** Short task **
Copy out the data below as written; omit any images.

** Collected data entries **
## Start

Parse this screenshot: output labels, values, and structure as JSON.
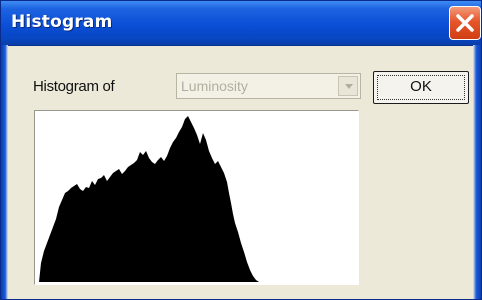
{
  "window": {
    "title": "Histogram"
  },
  "controls": {
    "histogram_of_label": "Histogram of",
    "channel_select_value": "Luminosity",
    "ok_label": "OK"
  },
  "icons": {
    "close": "close-icon",
    "dropdown": "chevron-down-icon"
  },
  "colors": {
    "title_bar": "#0a4fd6",
    "close_button": "#e5562a",
    "dialog_background": "#ece9d8",
    "histogram_fill": "#000000"
  }
}
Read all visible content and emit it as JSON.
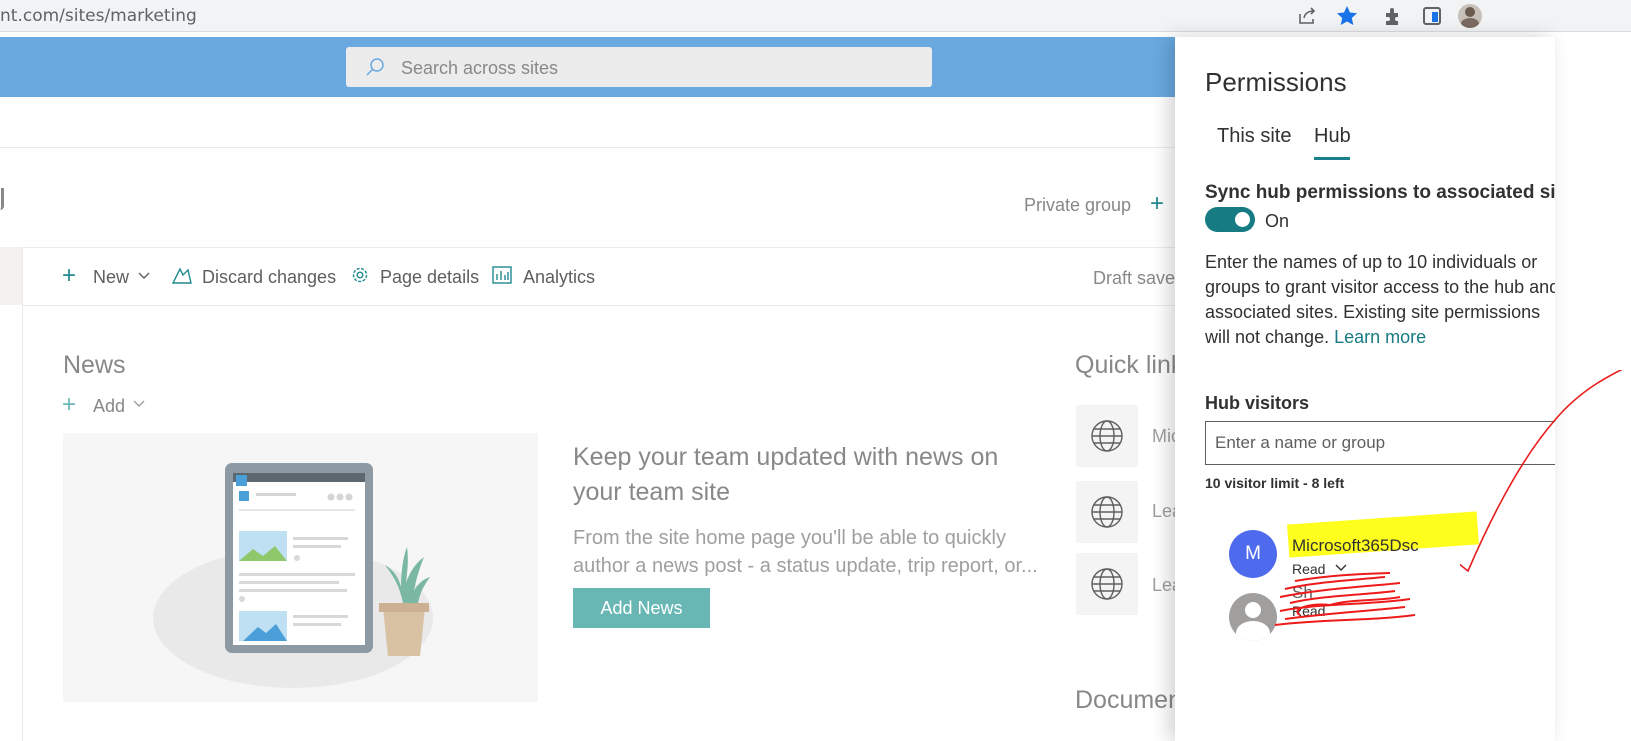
{
  "browser": {
    "url": "nt.com/sites/marketing",
    "icons": [
      "share-icon",
      "star-icon",
      "extensions-icon",
      "sidebar-icon",
      "profile-avatar"
    ]
  },
  "suitebar": {
    "search_placeholder": "Search across sites",
    "color": "#69a9e0"
  },
  "site_header": {
    "private_group": "Private group",
    "plus": "+"
  },
  "commandbar": {
    "new": "New",
    "discard": "Discard changes",
    "page_details": "Page details",
    "analytics": "Analytics",
    "draft": "Draft saved"
  },
  "news": {
    "title": "News",
    "add": "Add",
    "headline": "Keep your team updated with news on your team site",
    "description": "From the site home page you'll be able to quickly author a news post - a status update, trip report, or...",
    "add_news_button": "Add News"
  },
  "quick_links": {
    "title": "Quick links",
    "items": [
      "Mic",
      "Lea",
      "Lea"
    ]
  },
  "documents": {
    "title": "Documents"
  },
  "permissions_panel": {
    "title": "Permissions",
    "tabs": [
      "This site",
      "Hub"
    ],
    "active_tab": "Hub",
    "sync_label": "Sync hub permissions to associated sites",
    "toggle_state": "On",
    "description": "Enter the names of up to 10 individuals or groups to grant visitor access to the hub and associated sites. Existing site permissions will not change.",
    "learn_more": "Learn more",
    "hub_visitors_label": "Hub visitors",
    "name_placeholder": "Enter a name or group",
    "limit_text": "10 visitor limit - 8 left",
    "visitors": [
      {
        "initial": "M",
        "name": "Microsoft365Dsc",
        "role": "Read"
      },
      {
        "initial": "",
        "name": "Sh",
        "role": "Read"
      }
    ],
    "accent": "#167b83"
  }
}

## End

** Written answer **
Parse this screenshot: output labels, values, and structure as JSON.
{
  "window": {
    "title": "Histogram"
  },
  "controls": {
    "histogram_of_label": "Histogram of",
    "channel_select_value": "Luminosity",
    "ok_label": "OK"
  },
  "icons": {
    "close": "close-icon",
    "dropdown": "chevron-down-icon"
  },
  "colors": {
    "title_bar": "#0a4fd6",
    "close_button": "#e5562a",
    "dialog_background": "#ece9d8",
    "histogram_fill": "#000000"
  }
}
Read all visible content and emit it as JSON.
{
  "browser": {
    "url": "nt.com/sites/marketing",
    "icons": [
      "share-icon",
      "star-icon",
      "extensions-icon",
      "sidebar-icon",
      "profile-avatar"
    ]
  },
  "suitebar": {
    "search_placeholder": "Search across sites",
    "color": "#69a9e0"
  },
  "site_header": {
    "private_group": "Private group",
    "plus": "+"
  },
  "commandbar": {
    "new": "New",
    "discard": "Discard changes",
    "page_details": "Page details",
    "analytics": "Analytics",
    "draft": "Draft saved"
  },
  "news": {
    "title": "News",
    "add": "Add",
    "headline": "Keep your team updated with news on your team site",
    "description": "From the site home page you'll be able to quickly author a news post - a status update, trip report, or...",
    "add_news_button": "Add News"
  },
  "quick_links": {
    "title": "Quick links",
    "items": [
      "Mic",
      "Lea",
      "Lea"
    ]
  },
  "documents": {
    "title": "Documents"
  },
  "permissions_panel": {
    "title": "Permissions",
    "tabs": [
      "This site",
      "Hub"
    ],
    "active_tab": "Hub",
    "sync_label": "Sync hub permissions to associated sites",
    "toggle_state": "On",
    "description": "Enter the names of up to 10 individuals or groups to grant visitor access to the hub and associated sites. Existing site permissions will not change.",
    "learn_more": "Learn more",
    "hub_visitors_label": "Hub visitors",
    "name_placeholder": "Enter a name or group",
    "limit_text": "10 visitor limit - 8 left",
    "visitors": [
      {
        "initial": "M",
        "name": "Microsoft365Dsc",
        "role": "Read"
      },
      {
        "initial": "",
        "name": "Sh",
        "role": "Read"
      }
    ],
    "accent": "#167b83"
  }
}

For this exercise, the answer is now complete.